> **Set exercise**
All entries are to be given again verbatim.
+++
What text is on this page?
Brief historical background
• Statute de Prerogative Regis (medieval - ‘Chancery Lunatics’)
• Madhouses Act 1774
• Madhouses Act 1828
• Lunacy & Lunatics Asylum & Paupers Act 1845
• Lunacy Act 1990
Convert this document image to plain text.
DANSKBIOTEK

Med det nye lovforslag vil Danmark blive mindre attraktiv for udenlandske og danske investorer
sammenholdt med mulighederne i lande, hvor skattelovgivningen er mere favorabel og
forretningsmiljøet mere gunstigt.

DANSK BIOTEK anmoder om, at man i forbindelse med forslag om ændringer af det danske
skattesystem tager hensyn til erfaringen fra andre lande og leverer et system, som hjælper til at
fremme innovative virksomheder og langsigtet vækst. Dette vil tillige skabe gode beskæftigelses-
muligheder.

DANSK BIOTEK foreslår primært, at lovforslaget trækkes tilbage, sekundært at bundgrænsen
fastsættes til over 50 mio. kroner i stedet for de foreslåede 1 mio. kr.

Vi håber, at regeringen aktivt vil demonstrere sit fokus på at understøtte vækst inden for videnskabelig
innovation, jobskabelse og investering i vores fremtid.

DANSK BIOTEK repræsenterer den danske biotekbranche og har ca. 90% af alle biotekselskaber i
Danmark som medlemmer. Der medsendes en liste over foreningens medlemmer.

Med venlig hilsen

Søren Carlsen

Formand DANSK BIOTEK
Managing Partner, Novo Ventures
+++
> **Task result**
What text is on this page?
Brief historical background
• Statute de Prerogative Regis (medieval - ‘Chancery Lunatics’)
• Madhouses Act 1774
• Madhouses Act 1828
• Lunacy & Lunatics Asylum & Paupers Act 1845
• Lunacy Act 1990
Convert this document image to plain text.
DANSKBIOTEK

Med det nye lovforslag vil Danmark blive mindre attraktiv for udenlandske og danske investorer
sammenholdt med mulighederne i lande, hvor skattelovgivningen er mere favorabel og
forretningsmiljøet mere gunstigt.

DANSK BIOTEK anmoder om, at man i forbindelse med forslag om ændringer af det danske
skattesystem tager hensyn til erfaringen fra andre lande og leverer et system, som hjælper til at
fremme innovative virksomheder og langsigtet vækst. Dette vil tillige skabe gode beskæftigelses-
muligheder.

DANSK BIOTEK foreslår primært, at lovforslaget trækkes tilbage, sekundært at bundgrænsen
fastsættes til over 50 mio. kroner i stedet for de foreslåede 1 mio. kr.

Vi håber, at regeringen aktivt vil demonstrere sit fokus på at understøtte vækst inden for videnskabelig
innovation, jobskabelse og investering i vores fremtid.

DANSK BIOTEK repræsenterer den danske biotekbranche og har ca. 90% af alle biotekselskaber i
Danmark som medlemmer. Der medsendes en liste over foreningens medlemmer.

Med venlig hilsen

Søren Carlsen

Formand DANSK BIOTEK
Managing Partner, Novo Ventures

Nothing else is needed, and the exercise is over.